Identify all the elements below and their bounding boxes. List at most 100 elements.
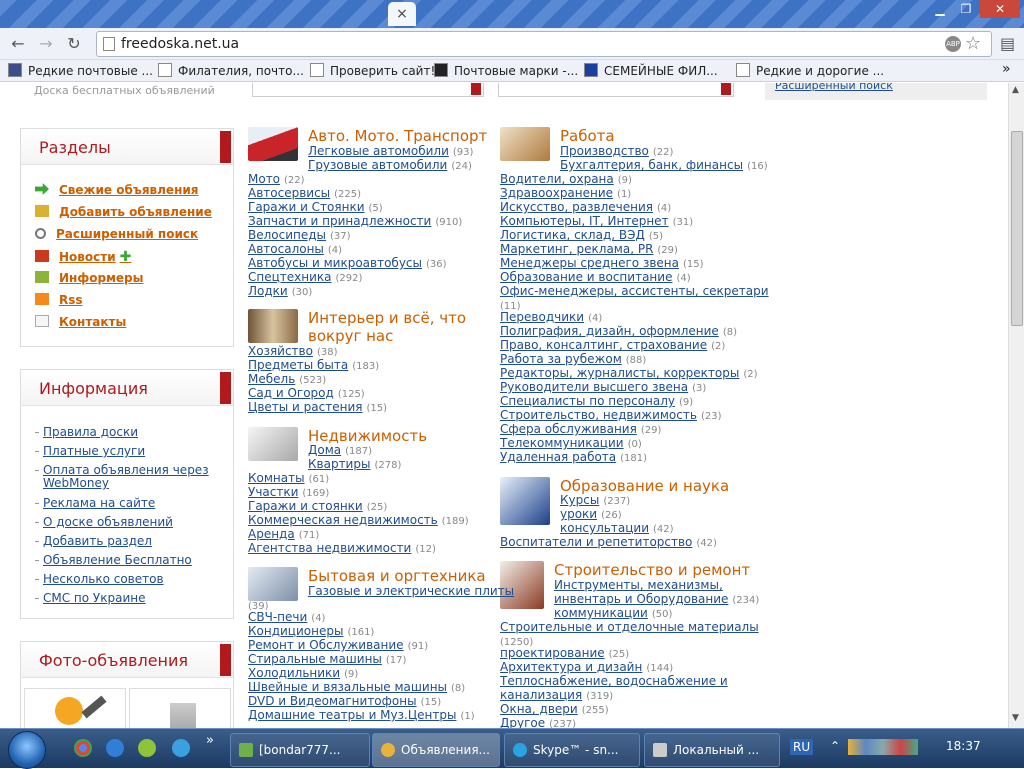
category-link-text[interactable]: Мото [248,172,280,186]
category-link-text[interactable]: Право, консалтинг, страхование [500,338,707,352]
category-link-text[interactable]: Ремонт и Обслуживание [248,638,404,652]
category-link-text[interactable]: Менеджеры среднего звена [500,256,679,270]
tab-close-icon[interactable]: × [396,6,408,22]
category-link-text[interactable]: Автосалоны [248,242,324,256]
category-link-text[interactable]: Лодки [248,284,288,298]
more-quicklaunch-icon[interactable]: » [206,733,214,748]
app-icon[interactable] [172,739,190,757]
add-ad-link[interactable]: Добавить объявление [35,205,212,223]
category-link-text[interactable]: Полиграфия, дизайн, оформление [500,324,719,338]
tray-icons[interactable] [848,739,918,755]
category-link-text[interactable]: Воспитатели и репетиторство [500,535,692,549]
interior-image[interactable] [248,309,298,343]
category-link-text[interactable]: Запчасти и принадлежности [248,214,431,228]
info-link[interactable]: Объявление Бесплатно [35,554,229,567]
photo-ad-thumbnail[interactable] [129,688,231,728]
chrome-icon[interactable] [74,739,92,757]
category-link-text[interactable]: Кондиционеры [248,624,343,638]
category-link-text[interactable]: Холодильники [248,666,340,680]
category-link-text[interactable]: Архитектура и дизайн [500,660,642,674]
category-title[interactable]: Строительство и ремонт [554,561,750,579]
category-title[interactable]: Авто. Мото. Транспорт [308,127,487,145]
category-link[interactable]: Другое (237) [500,716,576,728]
taskbar-task[interactable]: Локальный ... [644,733,780,767]
search-button[interactable] [471,83,481,95]
category-link-text[interactable]: Строительство, недвижимость [500,408,697,422]
ie-icon[interactable] [106,739,124,757]
region-button[interactable] [721,83,731,95]
category-title[interactable]: Бытовая и оргтехника [308,567,486,585]
bookmark-item[interactable]: СЕМЕЙНЫЕ ФИЛ... [584,63,718,78]
car-image[interactable] [248,127,298,161]
info-link[interactable]: О доске объявлений [35,516,229,529]
category-link-text[interactable]: Дома [308,443,341,457]
category-link-text[interactable]: Автосервисы [248,186,330,200]
app-icon[interactable] [138,739,156,757]
category-link-text[interactable]: Сфера обслуживания [500,422,637,436]
category-link-text[interactable]: Велосипеды [248,228,326,242]
category-link-text[interactable]: Офис-менеджеры, ассистенты, секретари [500,284,769,298]
category-link-text[interactable]: Компьютеры, IT, Интернет [500,214,669,228]
advanced-search-menu-link[interactable]: Расширенный поиск [35,227,198,245]
reload-button[interactable]: ↻ [64,34,84,54]
category-link-text[interactable]: уроки [560,507,597,521]
info-link[interactable]: Добавить раздел [35,535,229,548]
category-link-text[interactable]: коммуникации [554,606,648,620]
category-link-text[interactable]: Сад и Огород [248,386,334,400]
category-link-text[interactable]: Маркетинг, реклама, PR [500,242,653,256]
scroll-down-icon[interactable]: ▼ [1012,713,1019,723]
category-link-text[interactable]: Окна, двери [500,702,578,716]
category-link-text[interactable]: Инструменты, механизмы, [554,578,723,592]
close-window-button[interactable]: ✕ [980,0,1020,18]
category-link-text[interactable]: Домашние театры и Муз.Центры [248,708,456,722]
category-link[interactable]: Лодки (30) [248,284,312,300]
category-link-text[interactable]: Редакторы, журналисты, корректоры [500,366,739,380]
category-link-text[interactable]: Курсы [560,493,599,507]
informers-link[interactable]: Информеры [35,271,143,289]
category-link-text[interactable]: Автобусы и микроавтобусы [248,256,422,270]
taskbar-task[interactable]: [bondar777... [230,733,370,767]
category-link-text[interactable]: Предметы быта [248,358,348,372]
category-link-text[interactable]: Строительные и отделочные материалы [500,620,759,634]
info-link[interactable]: СМС по Украине [35,592,229,605]
more-bookmarks-icon[interactable]: » [1002,61,1011,77]
category-link-text[interactable]: канализация [500,688,582,702]
category-link-text[interactable]: Специалисты по персоналу [500,394,675,408]
browser-tab[interactable]: × [388,2,416,26]
news-link[interactable]: Новости ✚ [35,249,131,267]
category-link-text[interactable]: Хозяйство [248,344,313,358]
info-link[interactable]: Оплата объявления через WebMoney [35,464,229,490]
start-button[interactable] [8,731,46,769]
category-link-text[interactable]: Теплоснабжение, водоснабжение и [500,674,728,688]
adblock-icon[interactable]: ABP [945,36,961,52]
house-image[interactable] [248,427,298,461]
bookmark-item[interactable]: Проверить сайт! [310,63,435,78]
category-link-text[interactable]: консультации [560,521,649,535]
category-link[interactable]: Грузовые автомобили (24) [308,158,472,174]
category-link-text[interactable]: Телекоммуникации [500,436,624,450]
category-link-text[interactable]: Гаражи и стоянки [248,499,363,513]
contacts-link[interactable]: Контакты [35,315,126,333]
language-indicator[interactable]: RU [790,739,814,755]
category-link[interactable]: Удаленная работа (181) [500,450,647,466]
category-link-text[interactable]: Бухгалтерия, банк, финансы [560,158,743,172]
info-link[interactable]: Правила доски [35,426,229,439]
category-link-text[interactable]: Комнаты [248,471,305,485]
bookmark-item[interactable]: Филателия, почто... [158,63,304,78]
forward-button[interactable]: → [36,34,56,54]
category-link-text[interactable]: проектирование [500,646,605,660]
search-field[interactable] [252,83,484,97]
category-link-text[interactable]: Руководители высшего звена [500,380,688,394]
photo-ad-thumbnail[interactable] [24,688,126,728]
category-link-text[interactable]: Другое [500,716,545,728]
scroll-thumb[interactable] [1011,131,1023,326]
scroll-up-icon[interactable]: ▲ [1012,85,1019,95]
category-link-text[interactable]: Квартиры [308,457,370,471]
category-link-text[interactable]: Мебель [248,372,295,386]
category-link-text[interactable]: Здравоохранение [500,186,613,200]
appliances-image[interactable] [248,567,298,601]
info-link[interactable]: Реклама на сайте [35,497,229,510]
category-link-text[interactable]: Швейные и вязальные машины [248,680,447,694]
category-link-text[interactable]: Участки [248,485,298,499]
category-link-text[interactable]: Аренда [248,527,295,541]
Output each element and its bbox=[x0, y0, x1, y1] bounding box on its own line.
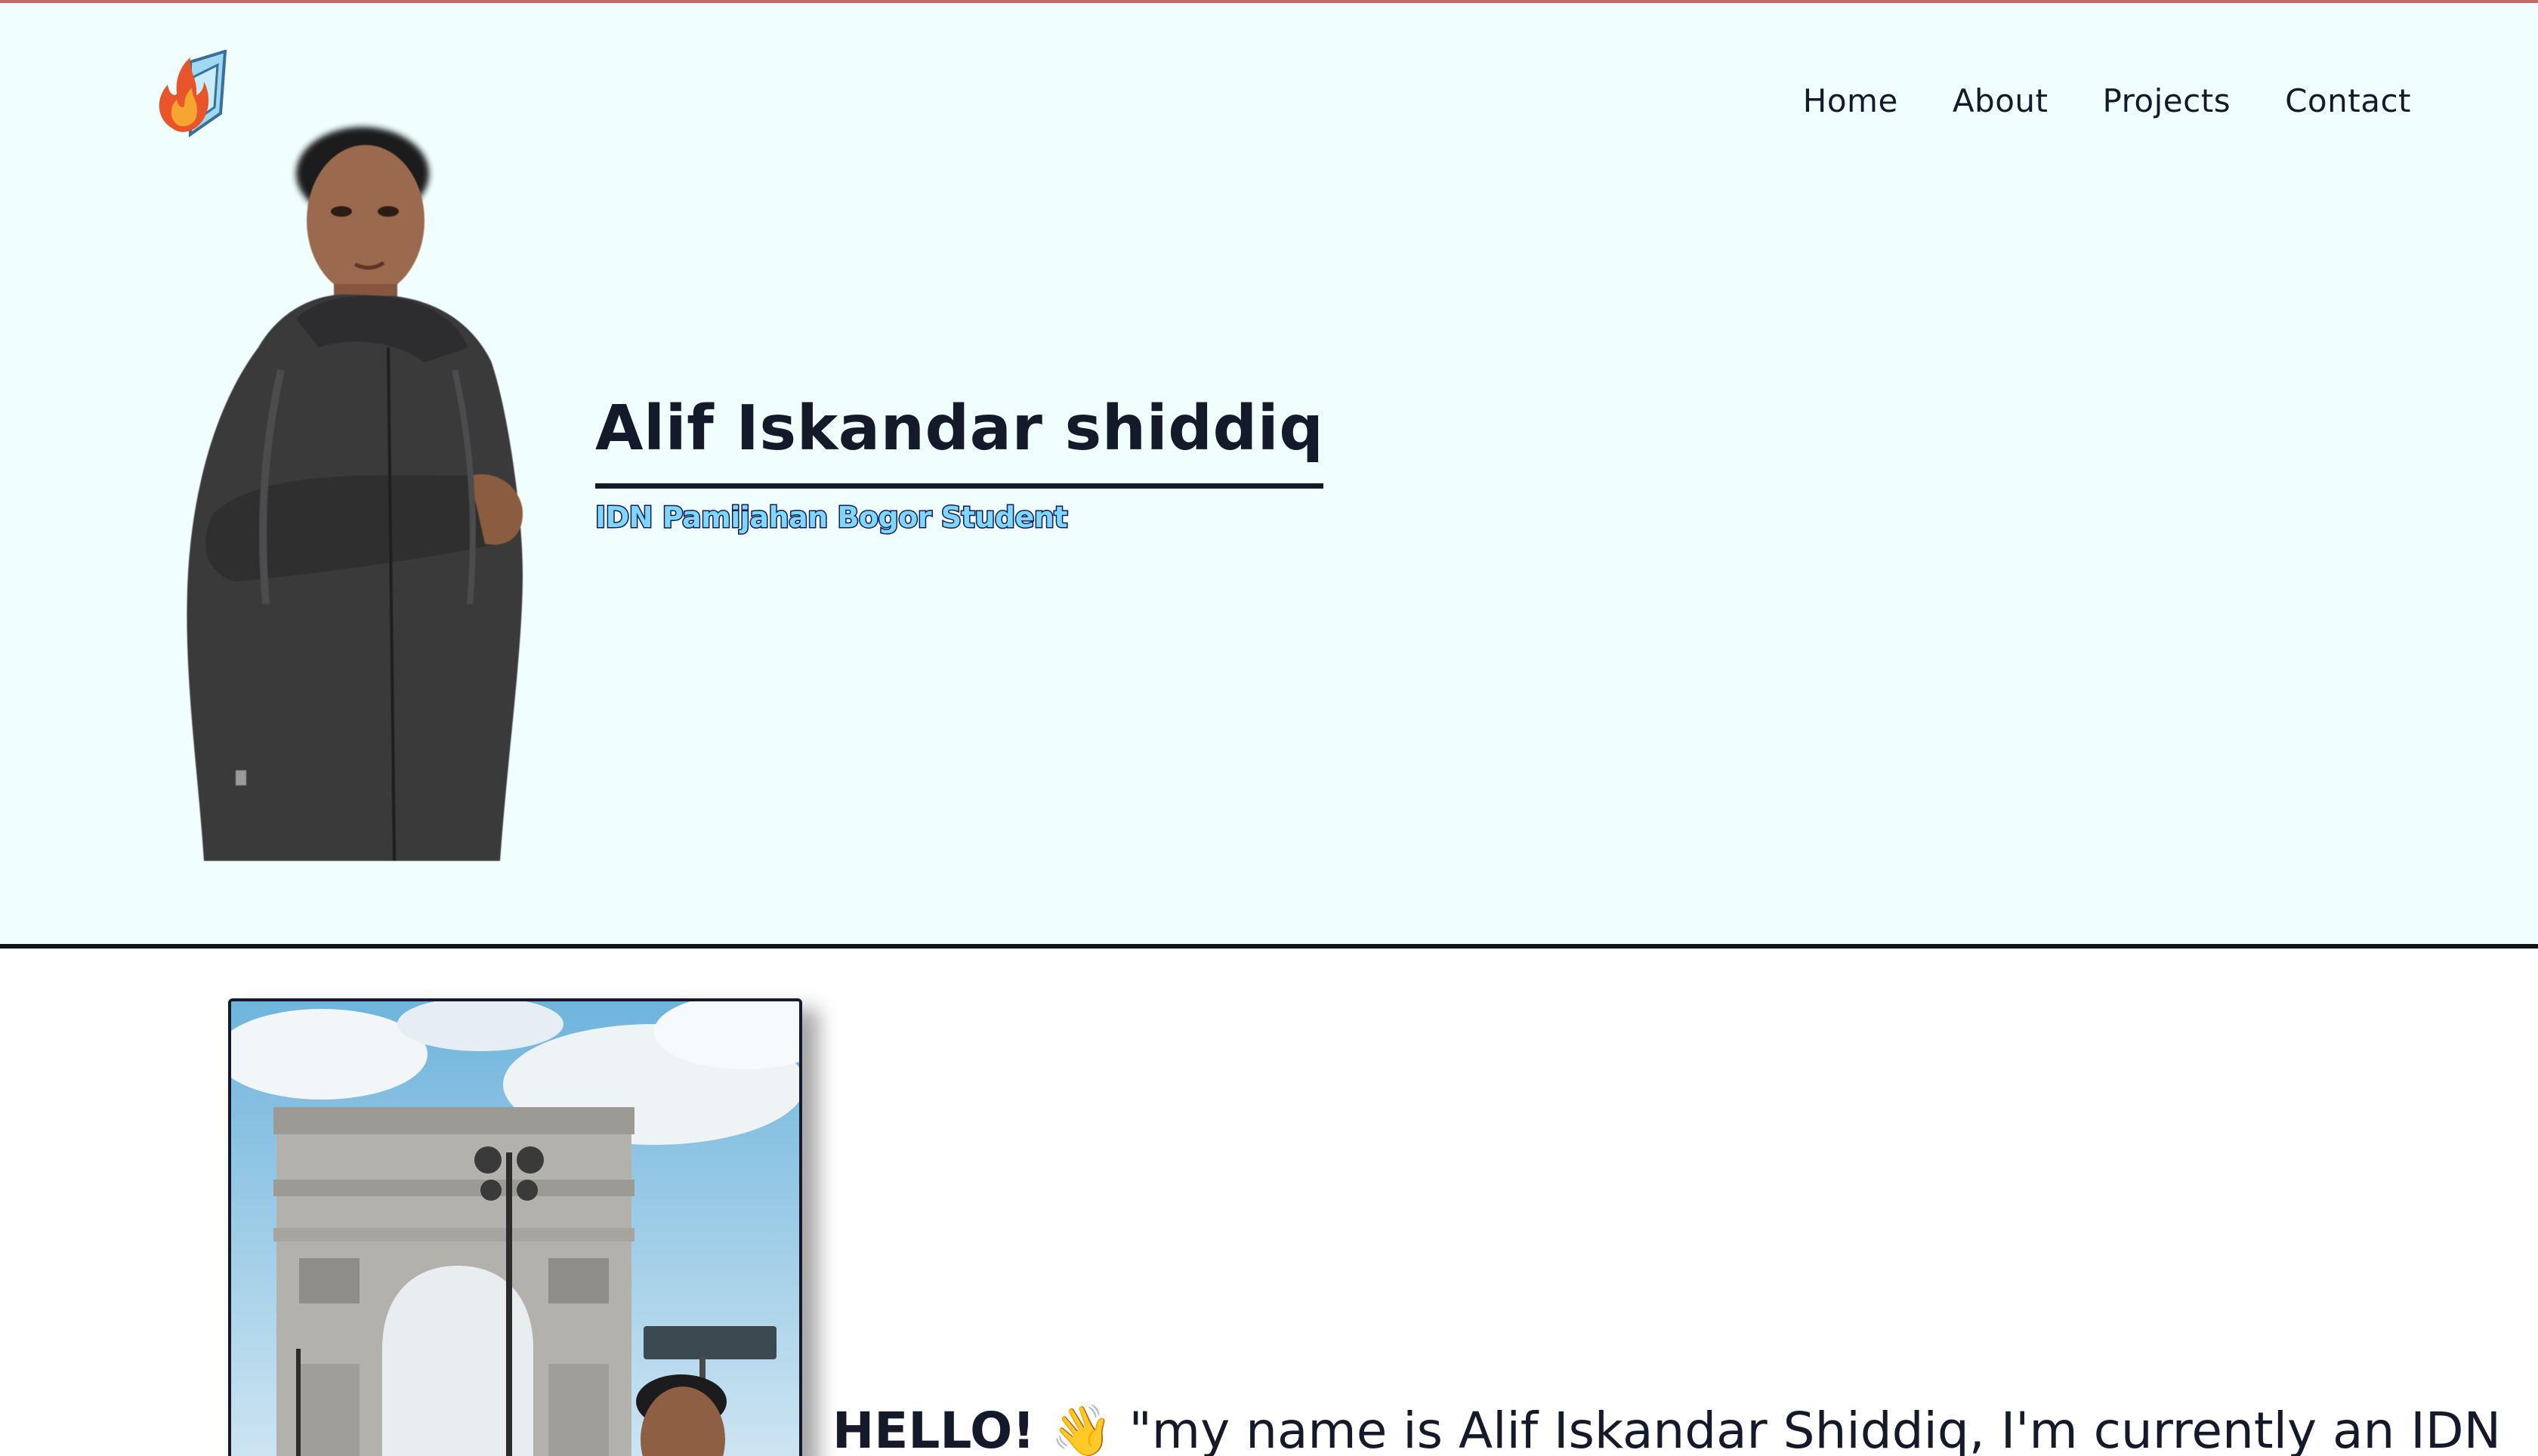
hero-subtitle: IDN Pamijahan Bogor Student bbox=[594, 500, 1069, 535]
hello-label: HELLO! bbox=[832, 1402, 1036, 1456]
hero-section: Home About Projects Contact Alif Iskanda… bbox=[0, 0, 2538, 949]
about-photo bbox=[228, 998, 802, 1456]
about-intro: "my name is Alif Iskandar Shiddiq, I'm c… bbox=[1129, 1402, 2501, 1456]
hero-name-heading: Alif Iskandar shiddiq bbox=[595, 387, 1324, 489]
portfolio-page: Home About Projects Contact Alif Iskanda… bbox=[0, 0, 2538, 1456]
about-intro-text: HELLO! 👋 "my name is Alif Iskandar Shidd… bbox=[832, 1397, 2501, 1456]
nav-link-projects[interactable]: Projects bbox=[2103, 77, 2231, 125]
arc-de-triomphe-photo bbox=[231, 1001, 799, 1456]
hero-text-block: Alif Iskandar shiddiq IDN Pamijahan Bogo… bbox=[594, 387, 1324, 538]
nav-link-about[interactable]: About bbox=[1953, 77, 2049, 125]
wave-hand-icon: 👋 bbox=[1051, 1402, 1113, 1456]
nav-link-home[interactable]: Home bbox=[1803, 77, 1898, 125]
nav-link-contact[interactable]: Contact bbox=[2285, 77, 2411, 125]
profile-photo bbox=[187, 127, 523, 861]
main-nav: Home About Projects Contact bbox=[1803, 77, 2411, 125]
==================================================
- _Short exercise_
Copy all of the data above word for word, leaving out the pictures.

- _Result below_
Identify all the elements below and their bounding boxes. List at most 100 elements.
category-link-text[interactable]: Мото [248,172,280,186]
category-link-text[interactable]: Право, консалтинг, страхование [500,338,707,352]
category-link-text[interactable]: Ремонт и Обслуживание [248,638,404,652]
category-link-text[interactable]: Менеджеры среднего звена [500,256,679,270]
tab-close-icon[interactable]: × [396,6,408,22]
category-link-text[interactable]: Автосалоны [248,242,324,256]
category-link-text[interactable]: Лодки [248,284,288,298]
more-quicklaunch-icon[interactable]: » [206,733,214,748]
app-icon[interactable] [172,739,190,757]
add-ad-link[interactable]: Добавить объявление [35,205,212,223]
category-link-text[interactable]: Полиграфия, дизайн, оформление [500,324,719,338]
tray-icons[interactable] [848,739,918,755]
category-link-text[interactable]: Воспитатели и репетиторство [500,535,692,549]
interior-image[interactable] [248,309,298,343]
category-link-text[interactable]: Запчасти и принадлежности [248,214,431,228]
info-link[interactable]: Объявление Бесплатно [35,554,229,567]
photo-ad-thumbnail[interactable] [129,688,231,728]
chrome-icon[interactable] [74,739,92,757]
category-link-text[interactable]: Кондиционеры [248,624,343,638]
category-link-text[interactable]: Холодильники [248,666,340,680]
category-link-text[interactable]: Архитектура и дизайн [500,660,642,674]
category-title[interactable]: Строительство и ремонт [554,561,750,579]
category-title[interactable]: Авто. Мото. Транспорт [308,127,487,145]
category-link[interactable]: Другое (237) [500,716,576,728]
taskbar-task[interactable]: Локальный ... [644,733,780,767]
search-button[interactable] [471,83,481,95]
category-link-text[interactable]: Строительство, недвижимость [500,408,697,422]
ie-icon[interactable] [106,739,124,757]
region-button[interactable] [721,83,731,95]
category-title[interactable]: Бытовая и оргтехника [308,567,486,585]
bookmark-item[interactable]: СЕМЕЙНЫЕ ФИЛ... [584,63,718,78]
car-image[interactable] [248,127,298,161]
info-link[interactable]: О доске объявлений [35,516,229,529]
category-link-text[interactable]: Дома [308,443,341,457]
category-link-text[interactable]: Автосервисы [248,186,330,200]
app-icon[interactable] [138,739,156,757]
category-link-text[interactable]: Сфера обслуживания [500,422,637,436]
category-link-text[interactable]: Велосипеды [248,228,326,242]
category-link-text[interactable]: Офис-менеджеры, ассистенты, секретари [500,284,769,298]
category-link-text[interactable]: Компьютеры, IT, Интернет [500,214,669,228]
advanced-search-menu-link[interactable]: Расширенный поиск [35,227,198,245]
reload-button[interactable]: ↻ [64,34,84,54]
category-link-text[interactable]: уроки [560,507,597,521]
info-link[interactable]: Добавить раздел [35,535,229,548]
category-link-text[interactable]: коммуникации [554,606,648,620]
category-link-text[interactable]: Сад и Огород [248,386,334,400]
category-link-text[interactable]: Маркетинг, реклама, PR [500,242,653,256]
scroll-down-icon[interactable]: ▼ [1012,713,1019,723]
category-link-text[interactable]: Окна, двери [500,702,578,716]
category-link-text[interactable]: Инструменты, механизмы, [554,578,723,592]
close-window-button[interactable]: ✕ [980,0,1020,18]
category-link-text[interactable]: Домашние театры и Муз.Центры [248,708,456,722]
category-link[interactable]: Лодки (30) [248,284,312,300]
category-link-text[interactable]: Редакторы, журналисты, корректоры [500,366,739,380]
category-link-text[interactable]: Курсы [560,493,599,507]
informers-link[interactable]: Информеры [35,271,143,289]
category-link-text[interactable]: Автобусы и микроавтобусы [248,256,422,270]
taskbar-task[interactable]: [bondar777... [230,733,370,767]
category-link-text[interactable]: Предметы быта [248,358,348,372]
category-link-text[interactable]: Строительные и отделочные материалы [500,620,759,634]
info-link[interactable]: СМС по Украине [35,592,229,605]
more-bookmarks-icon[interactable]: » [1002,61,1011,77]
category-link-text[interactable]: канализация [500,688,582,702]
category-link-text[interactable]: Специалисты по персоналу [500,394,675,408]
browser-tab[interactable]: × [388,2,416,26]
news-link[interactable]: Новости ✚ [35,249,131,267]
category-link-text[interactable]: Хозяйство [248,344,313,358]
info-link[interactable]: Оплата объявления через WebMoney [35,464,229,490]
start-button[interactable] [8,731,46,769]
category-link-text[interactable]: Теплоснабжение, водоснабжение и [500,674,728,688]
adblock-icon[interactable]: ABP [945,36,961,52]
house-image[interactable] [248,427,298,461]
bookmark-item[interactable]: Проверить сайт! [310,63,435,78]
category-link-text[interactable]: консультации [560,521,649,535]
category-link[interactable]: Грузовые автомобили (24) [308,158,472,174]
category-link-text[interactable]: Телекоммуникации [500,436,624,450]
category-link-text[interactable]: Гаражи и стоянки [248,499,363,513]
contacts-link[interactable]: Контакты [35,315,126,333]
language-indicator[interactable]: RU [790,739,814,755]
category-link[interactable]: Удаленная работа (181) [500,450,647,466]
category-link-text[interactable]: Бухгалтерия, банк, финансы [560,158,743,172]
info-link[interactable]: Правила доски [35,426,229,439]
category-link-text[interactable]: Комнаты [248,471,305,485]
bookmark-item[interactable]: Филателия, почто... [158,63,304,78]
forward-button[interactable]: → [36,34,56,54]
category-link-text[interactable]: проектирование [500,646,605,660]
search-field[interactable] [252,83,484,97]
category-link-text[interactable]: Руководители высшего звена [500,380,688,394]
photo-ad-thumbnail[interactable] [24,688,126,728]
category-link-text[interactable]: Другое [500,716,545,728]
scroll-thumb[interactable] [1011,131,1023,326]
scroll-up-icon[interactable]: ▲ [1012,85,1019,95]
category-link-text[interactable]: Квартиры [308,457,370,471]
category-link-text[interactable]: Мебель [248,372,295,386]
category-link-text[interactable]: Здравоохранение [500,186,613,200]
appliances-image[interactable] [248,567,298,601]
info-link[interactable]: Реклама на сайте [35,497,229,510]
category-link-text[interactable]: Швейные и вязальные машины [248,680,447,694]
category-link-text[interactable]: Участки [248,485,298,499]
category-link-text[interactable]: Аренда [248,527,295,541]
Output each element and its bbox=[x0, y0, x1, y1] bounding box on its own line.
hero-subtitle: IDN Pamijahan Bogor Student bbox=[594, 500, 1069, 535]
hello-label: HELLO! bbox=[832, 1402, 1036, 1456]
hero-section: Home About Projects Contact Alif Iskanda… bbox=[0, 0, 2538, 949]
about-photo bbox=[228, 998, 802, 1456]
about-intro: "my name is Alif Iskandar Shiddiq, I'm c… bbox=[1129, 1402, 2501, 1456]
hero-name-heading: Alif Iskandar shiddiq bbox=[595, 387, 1324, 489]
portfolio-page: Home About Projects Contact Alif Iskanda… bbox=[0, 0, 2538, 1456]
about-intro-text: HELLO! 👋 "my name is Alif Iskandar Shidd… bbox=[832, 1397, 2501, 1456]
nav-link-projects[interactable]: Projects bbox=[2103, 77, 2231, 125]
arc-de-triomphe-photo bbox=[231, 1001, 799, 1456]
hero-text-block: Alif Iskandar shiddiq IDN Pamijahan Bogo… bbox=[594, 387, 1324, 538]
nav-link-about[interactable]: About bbox=[1953, 77, 2049, 125]
wave-hand-icon: 👋 bbox=[1051, 1402, 1113, 1456]
nav-link-home[interactable]: Home bbox=[1803, 77, 1898, 125]
nav-link-contact[interactable]: Contact bbox=[2285, 77, 2411, 125]
profile-photo bbox=[187, 127, 523, 861]
main-nav: Home About Projects Contact bbox=[1803, 77, 2411, 125]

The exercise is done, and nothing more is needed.